> **Problem statement**:
The listing below is the input. Say how many of its lines contain "text", giving the number alone.

Dataset excerpt:
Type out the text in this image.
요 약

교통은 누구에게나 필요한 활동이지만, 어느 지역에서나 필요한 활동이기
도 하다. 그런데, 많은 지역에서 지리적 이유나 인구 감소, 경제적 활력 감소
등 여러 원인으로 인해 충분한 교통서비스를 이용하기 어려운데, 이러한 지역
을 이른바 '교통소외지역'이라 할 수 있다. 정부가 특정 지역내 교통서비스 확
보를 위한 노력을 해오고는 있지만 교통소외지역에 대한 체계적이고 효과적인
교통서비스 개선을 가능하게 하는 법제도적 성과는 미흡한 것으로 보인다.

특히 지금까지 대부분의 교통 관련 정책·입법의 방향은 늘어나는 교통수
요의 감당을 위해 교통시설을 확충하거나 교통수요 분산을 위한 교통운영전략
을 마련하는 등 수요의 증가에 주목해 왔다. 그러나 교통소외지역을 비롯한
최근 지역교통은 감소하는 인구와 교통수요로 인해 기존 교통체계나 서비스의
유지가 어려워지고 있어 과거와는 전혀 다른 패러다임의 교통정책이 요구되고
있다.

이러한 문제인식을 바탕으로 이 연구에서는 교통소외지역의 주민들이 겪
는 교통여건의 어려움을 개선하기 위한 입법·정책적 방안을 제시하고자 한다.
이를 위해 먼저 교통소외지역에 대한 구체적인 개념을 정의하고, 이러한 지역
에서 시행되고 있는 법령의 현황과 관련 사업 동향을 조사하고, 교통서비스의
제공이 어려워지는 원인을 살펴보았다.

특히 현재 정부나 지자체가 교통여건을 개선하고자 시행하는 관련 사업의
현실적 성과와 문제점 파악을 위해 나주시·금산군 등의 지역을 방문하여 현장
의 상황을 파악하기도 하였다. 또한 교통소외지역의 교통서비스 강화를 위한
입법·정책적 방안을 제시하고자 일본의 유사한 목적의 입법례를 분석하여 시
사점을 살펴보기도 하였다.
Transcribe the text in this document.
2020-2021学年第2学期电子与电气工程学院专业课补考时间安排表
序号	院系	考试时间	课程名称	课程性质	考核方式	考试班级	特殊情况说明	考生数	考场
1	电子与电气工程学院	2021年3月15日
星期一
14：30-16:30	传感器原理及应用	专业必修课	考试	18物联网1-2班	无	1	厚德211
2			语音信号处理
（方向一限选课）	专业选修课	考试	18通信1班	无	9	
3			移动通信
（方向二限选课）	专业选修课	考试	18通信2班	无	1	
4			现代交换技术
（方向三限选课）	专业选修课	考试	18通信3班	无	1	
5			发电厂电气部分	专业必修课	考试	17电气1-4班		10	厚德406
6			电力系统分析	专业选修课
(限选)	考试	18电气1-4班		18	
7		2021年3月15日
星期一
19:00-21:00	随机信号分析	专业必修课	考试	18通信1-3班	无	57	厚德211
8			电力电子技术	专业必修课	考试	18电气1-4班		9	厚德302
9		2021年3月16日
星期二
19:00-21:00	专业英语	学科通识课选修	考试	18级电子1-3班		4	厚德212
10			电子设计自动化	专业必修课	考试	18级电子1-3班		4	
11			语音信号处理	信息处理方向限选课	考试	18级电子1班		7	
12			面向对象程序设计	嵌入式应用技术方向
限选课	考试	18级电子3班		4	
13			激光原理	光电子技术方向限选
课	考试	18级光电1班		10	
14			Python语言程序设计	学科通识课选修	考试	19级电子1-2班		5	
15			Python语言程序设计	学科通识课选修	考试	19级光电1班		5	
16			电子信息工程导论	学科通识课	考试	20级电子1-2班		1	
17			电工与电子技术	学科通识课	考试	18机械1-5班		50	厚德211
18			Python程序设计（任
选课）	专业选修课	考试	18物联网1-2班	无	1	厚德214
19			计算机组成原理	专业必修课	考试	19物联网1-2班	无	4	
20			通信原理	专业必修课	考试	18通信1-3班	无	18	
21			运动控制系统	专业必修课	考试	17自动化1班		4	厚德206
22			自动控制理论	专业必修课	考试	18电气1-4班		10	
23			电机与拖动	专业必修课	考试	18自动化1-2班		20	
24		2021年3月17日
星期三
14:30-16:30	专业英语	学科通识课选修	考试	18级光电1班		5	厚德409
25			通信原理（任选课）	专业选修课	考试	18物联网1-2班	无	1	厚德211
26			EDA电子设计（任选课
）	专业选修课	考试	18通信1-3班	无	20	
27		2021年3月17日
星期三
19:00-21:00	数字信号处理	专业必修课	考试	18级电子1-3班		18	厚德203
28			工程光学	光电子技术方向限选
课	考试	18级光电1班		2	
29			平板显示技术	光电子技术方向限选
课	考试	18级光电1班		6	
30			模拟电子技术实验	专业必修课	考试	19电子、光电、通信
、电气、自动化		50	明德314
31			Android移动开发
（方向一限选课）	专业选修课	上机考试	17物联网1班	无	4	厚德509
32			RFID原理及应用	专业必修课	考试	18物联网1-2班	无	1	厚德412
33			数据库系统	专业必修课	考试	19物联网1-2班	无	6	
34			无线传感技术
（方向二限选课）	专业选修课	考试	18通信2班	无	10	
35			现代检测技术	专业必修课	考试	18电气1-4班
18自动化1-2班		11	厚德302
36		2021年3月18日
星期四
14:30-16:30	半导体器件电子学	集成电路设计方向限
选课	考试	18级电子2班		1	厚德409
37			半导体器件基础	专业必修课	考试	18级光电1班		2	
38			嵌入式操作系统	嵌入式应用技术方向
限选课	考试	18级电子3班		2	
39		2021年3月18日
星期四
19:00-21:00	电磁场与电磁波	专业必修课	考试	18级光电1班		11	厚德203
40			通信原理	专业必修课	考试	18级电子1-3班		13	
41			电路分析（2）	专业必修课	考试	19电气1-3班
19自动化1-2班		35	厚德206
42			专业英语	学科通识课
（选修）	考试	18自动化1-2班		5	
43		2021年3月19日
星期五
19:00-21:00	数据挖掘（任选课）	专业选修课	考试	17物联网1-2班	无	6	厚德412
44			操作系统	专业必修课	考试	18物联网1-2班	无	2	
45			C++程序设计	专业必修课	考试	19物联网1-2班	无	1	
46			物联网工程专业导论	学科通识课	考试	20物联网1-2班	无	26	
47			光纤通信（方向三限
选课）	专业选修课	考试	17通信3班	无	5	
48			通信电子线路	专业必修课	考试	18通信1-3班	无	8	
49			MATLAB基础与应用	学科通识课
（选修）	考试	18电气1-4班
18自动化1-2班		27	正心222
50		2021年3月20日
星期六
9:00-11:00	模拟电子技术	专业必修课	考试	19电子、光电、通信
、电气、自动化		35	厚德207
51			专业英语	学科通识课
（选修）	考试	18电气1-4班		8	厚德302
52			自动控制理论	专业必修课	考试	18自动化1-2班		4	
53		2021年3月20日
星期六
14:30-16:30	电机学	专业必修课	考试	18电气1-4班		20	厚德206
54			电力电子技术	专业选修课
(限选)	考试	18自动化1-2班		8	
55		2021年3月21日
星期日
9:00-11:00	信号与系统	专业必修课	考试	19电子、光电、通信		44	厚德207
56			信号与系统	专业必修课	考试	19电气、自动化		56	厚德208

> **Correct result**:
2